::: Data to use

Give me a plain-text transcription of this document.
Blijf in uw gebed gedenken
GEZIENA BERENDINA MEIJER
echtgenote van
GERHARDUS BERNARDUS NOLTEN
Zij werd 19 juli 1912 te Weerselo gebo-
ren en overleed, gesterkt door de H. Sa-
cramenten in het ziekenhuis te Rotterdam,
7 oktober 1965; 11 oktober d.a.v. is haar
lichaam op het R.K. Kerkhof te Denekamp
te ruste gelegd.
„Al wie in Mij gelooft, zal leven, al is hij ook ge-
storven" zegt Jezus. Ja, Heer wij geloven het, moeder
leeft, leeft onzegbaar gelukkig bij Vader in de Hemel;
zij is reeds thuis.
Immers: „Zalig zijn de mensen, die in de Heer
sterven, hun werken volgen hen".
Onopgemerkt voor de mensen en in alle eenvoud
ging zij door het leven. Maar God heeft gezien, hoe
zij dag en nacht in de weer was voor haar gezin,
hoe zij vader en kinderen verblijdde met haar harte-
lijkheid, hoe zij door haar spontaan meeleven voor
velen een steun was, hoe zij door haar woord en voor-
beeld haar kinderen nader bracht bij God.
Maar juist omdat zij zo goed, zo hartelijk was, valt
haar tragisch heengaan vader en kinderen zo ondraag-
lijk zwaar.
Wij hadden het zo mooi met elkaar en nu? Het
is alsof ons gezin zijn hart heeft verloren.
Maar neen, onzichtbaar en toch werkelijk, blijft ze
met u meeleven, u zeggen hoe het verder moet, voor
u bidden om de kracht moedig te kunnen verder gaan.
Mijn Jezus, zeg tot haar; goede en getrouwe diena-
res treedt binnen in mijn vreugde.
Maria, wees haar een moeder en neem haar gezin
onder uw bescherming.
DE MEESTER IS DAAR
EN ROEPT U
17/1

::::::
::: Data to use

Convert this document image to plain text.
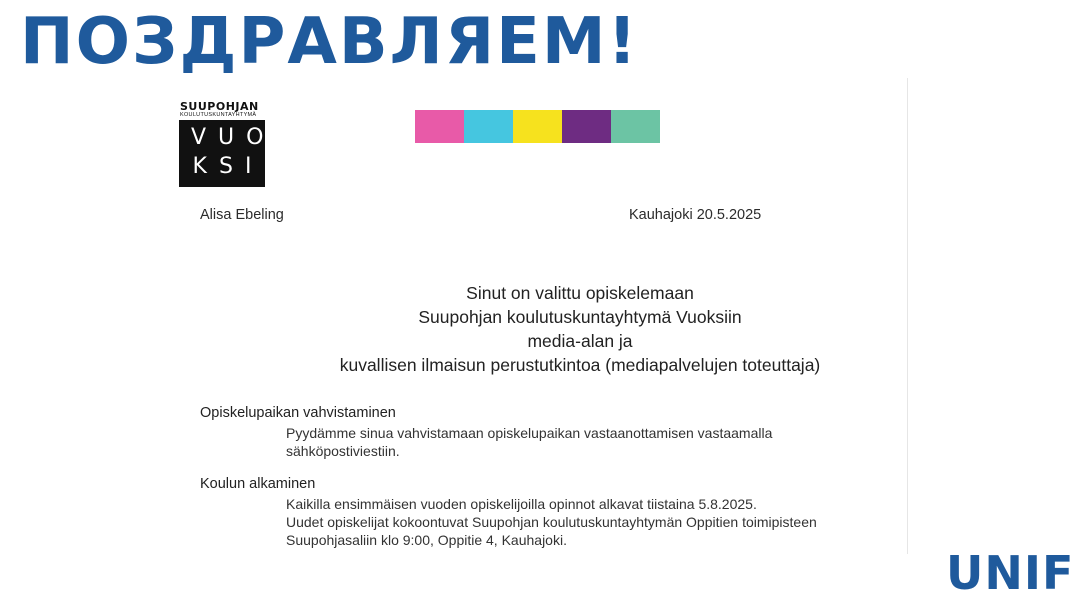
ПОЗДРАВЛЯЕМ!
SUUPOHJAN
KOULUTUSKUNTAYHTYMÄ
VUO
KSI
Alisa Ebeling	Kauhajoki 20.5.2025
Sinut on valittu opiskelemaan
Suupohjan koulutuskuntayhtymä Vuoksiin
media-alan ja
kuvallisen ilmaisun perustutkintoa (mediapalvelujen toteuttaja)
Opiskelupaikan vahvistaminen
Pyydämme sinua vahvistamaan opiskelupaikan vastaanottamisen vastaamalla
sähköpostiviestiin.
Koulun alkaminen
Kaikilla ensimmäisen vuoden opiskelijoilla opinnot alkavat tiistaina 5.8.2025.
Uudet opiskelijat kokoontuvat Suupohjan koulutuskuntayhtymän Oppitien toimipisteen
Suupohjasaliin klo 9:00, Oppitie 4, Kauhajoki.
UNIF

::::::
::: Data to use

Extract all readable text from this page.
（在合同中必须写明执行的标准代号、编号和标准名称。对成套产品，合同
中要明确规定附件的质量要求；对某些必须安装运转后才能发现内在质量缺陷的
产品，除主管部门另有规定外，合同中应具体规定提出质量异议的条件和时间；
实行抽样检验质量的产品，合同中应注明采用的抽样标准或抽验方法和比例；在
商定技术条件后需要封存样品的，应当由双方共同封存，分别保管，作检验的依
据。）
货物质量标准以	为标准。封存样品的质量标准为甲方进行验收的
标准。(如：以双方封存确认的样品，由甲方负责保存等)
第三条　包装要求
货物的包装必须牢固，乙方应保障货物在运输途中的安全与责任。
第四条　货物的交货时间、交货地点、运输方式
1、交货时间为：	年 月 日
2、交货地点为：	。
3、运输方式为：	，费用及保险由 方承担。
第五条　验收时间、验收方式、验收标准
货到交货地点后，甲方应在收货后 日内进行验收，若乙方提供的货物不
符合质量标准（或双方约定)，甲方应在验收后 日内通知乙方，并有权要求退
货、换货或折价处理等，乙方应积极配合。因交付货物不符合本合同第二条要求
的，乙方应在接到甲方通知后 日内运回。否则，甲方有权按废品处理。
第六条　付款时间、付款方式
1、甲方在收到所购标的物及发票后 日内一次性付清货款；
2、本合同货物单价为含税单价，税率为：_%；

::::::

— What is needed —
In the material above, find each line that contains the word "kinderen", and select it.

— The output —
hoe zij vader en kinderen verblijdde met haar harte-
beeld haar kinderen nader bracht bij God.
haar tragisch heengaan vader en kinderen zo ondraag-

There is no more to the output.